Copy out every line in the entries below that includes "Appearance".

[Collected data entries]
§

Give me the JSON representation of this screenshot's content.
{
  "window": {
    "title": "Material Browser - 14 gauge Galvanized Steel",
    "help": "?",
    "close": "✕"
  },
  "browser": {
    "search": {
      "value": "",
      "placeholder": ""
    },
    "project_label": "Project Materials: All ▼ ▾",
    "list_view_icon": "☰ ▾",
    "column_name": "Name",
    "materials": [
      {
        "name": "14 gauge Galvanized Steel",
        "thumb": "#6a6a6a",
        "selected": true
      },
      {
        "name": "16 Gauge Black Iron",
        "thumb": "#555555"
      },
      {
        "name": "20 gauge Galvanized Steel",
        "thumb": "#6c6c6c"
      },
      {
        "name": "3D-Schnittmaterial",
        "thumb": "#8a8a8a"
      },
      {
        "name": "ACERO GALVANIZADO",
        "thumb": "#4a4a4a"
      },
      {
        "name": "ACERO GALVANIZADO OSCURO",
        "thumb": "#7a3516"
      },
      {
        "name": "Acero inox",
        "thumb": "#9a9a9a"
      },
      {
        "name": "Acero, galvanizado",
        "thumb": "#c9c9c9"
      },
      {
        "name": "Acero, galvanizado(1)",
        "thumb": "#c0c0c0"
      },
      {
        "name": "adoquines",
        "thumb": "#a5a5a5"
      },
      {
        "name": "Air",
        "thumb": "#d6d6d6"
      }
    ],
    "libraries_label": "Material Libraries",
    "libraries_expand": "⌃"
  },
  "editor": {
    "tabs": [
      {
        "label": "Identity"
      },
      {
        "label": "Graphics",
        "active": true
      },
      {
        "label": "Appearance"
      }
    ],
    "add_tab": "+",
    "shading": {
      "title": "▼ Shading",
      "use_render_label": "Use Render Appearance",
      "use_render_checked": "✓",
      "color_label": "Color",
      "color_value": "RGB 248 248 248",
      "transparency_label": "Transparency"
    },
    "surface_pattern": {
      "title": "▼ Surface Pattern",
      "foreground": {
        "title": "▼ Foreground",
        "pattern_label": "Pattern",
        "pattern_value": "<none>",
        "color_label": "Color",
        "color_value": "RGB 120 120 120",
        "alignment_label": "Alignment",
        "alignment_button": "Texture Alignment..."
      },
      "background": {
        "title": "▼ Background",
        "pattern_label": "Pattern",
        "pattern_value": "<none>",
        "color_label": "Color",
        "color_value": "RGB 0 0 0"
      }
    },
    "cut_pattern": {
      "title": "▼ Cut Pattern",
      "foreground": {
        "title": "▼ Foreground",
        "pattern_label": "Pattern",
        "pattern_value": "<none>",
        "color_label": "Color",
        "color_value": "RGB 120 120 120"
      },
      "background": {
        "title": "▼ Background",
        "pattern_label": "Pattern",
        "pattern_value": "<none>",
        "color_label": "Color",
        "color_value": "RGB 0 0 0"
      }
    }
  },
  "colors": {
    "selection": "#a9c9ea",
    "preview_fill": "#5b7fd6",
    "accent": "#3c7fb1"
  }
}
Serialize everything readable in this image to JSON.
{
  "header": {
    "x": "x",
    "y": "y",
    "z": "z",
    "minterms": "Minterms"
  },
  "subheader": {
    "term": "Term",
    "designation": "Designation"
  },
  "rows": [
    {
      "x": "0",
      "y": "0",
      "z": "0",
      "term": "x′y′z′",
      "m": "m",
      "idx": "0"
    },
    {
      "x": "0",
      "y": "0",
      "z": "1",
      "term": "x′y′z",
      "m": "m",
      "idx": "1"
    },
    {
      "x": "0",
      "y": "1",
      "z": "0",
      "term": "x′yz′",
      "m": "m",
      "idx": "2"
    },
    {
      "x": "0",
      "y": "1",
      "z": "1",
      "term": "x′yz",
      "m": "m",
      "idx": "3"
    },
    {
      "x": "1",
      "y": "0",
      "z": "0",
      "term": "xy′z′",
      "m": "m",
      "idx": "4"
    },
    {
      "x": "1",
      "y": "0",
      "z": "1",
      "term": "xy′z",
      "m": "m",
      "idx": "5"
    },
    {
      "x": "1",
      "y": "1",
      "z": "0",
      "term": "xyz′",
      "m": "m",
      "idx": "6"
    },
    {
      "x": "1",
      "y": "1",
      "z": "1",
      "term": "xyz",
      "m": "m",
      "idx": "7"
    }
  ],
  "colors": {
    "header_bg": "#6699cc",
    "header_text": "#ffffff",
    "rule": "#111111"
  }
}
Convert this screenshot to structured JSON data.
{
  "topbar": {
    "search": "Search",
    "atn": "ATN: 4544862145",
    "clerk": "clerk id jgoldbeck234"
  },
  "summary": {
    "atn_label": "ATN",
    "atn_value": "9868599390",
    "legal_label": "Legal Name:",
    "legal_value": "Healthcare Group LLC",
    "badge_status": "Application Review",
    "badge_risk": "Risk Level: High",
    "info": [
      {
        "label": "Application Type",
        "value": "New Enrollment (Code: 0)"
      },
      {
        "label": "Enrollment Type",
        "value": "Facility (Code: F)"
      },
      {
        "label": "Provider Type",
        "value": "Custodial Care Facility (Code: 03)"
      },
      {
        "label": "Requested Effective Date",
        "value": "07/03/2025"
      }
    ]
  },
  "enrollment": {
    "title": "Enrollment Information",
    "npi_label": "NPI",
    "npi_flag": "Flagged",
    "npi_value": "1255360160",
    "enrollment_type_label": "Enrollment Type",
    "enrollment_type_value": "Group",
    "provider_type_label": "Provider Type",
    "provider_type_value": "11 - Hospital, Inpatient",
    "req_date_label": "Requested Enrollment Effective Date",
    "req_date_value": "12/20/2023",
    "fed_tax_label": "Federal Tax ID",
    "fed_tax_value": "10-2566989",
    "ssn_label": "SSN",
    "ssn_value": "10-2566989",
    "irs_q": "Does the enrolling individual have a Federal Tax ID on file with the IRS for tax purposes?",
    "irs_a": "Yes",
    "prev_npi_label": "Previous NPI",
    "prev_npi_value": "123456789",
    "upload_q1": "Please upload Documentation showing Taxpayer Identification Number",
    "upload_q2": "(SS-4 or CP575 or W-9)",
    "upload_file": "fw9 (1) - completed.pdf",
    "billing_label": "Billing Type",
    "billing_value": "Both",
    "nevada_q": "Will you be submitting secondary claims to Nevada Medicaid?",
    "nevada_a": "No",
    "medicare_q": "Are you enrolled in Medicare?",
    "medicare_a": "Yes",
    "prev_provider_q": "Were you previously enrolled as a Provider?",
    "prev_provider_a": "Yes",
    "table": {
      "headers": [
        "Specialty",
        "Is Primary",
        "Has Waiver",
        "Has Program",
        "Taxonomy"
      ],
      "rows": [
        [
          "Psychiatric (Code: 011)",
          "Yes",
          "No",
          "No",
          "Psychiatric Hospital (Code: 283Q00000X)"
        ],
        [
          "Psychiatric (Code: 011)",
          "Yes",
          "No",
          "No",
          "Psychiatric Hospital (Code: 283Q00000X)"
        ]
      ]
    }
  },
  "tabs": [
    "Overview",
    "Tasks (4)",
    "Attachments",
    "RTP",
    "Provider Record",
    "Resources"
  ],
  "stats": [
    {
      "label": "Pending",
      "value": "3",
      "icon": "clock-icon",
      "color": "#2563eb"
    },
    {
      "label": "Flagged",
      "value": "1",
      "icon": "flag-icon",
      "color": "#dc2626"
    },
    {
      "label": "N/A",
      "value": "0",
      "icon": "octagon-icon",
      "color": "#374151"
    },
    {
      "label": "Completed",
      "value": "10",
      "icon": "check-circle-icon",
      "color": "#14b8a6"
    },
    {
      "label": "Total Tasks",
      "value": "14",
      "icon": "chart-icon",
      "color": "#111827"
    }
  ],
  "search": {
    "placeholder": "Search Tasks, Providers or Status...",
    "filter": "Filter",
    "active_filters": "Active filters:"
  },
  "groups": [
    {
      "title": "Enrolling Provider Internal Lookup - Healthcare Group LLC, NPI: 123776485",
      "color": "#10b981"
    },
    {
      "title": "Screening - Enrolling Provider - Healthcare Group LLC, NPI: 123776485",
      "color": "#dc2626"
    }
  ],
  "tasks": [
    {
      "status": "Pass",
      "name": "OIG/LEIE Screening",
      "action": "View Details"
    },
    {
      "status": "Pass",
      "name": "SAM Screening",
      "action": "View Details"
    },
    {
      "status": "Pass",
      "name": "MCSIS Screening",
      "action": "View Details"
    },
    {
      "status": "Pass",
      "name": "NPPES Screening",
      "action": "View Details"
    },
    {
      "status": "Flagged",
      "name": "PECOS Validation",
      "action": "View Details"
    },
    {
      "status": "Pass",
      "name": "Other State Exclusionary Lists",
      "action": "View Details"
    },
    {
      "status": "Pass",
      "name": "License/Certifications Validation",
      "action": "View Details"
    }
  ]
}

§

CORRECT RESULT:
        "label": "Appearance"
      "use_render_label": "Use Render Appearance",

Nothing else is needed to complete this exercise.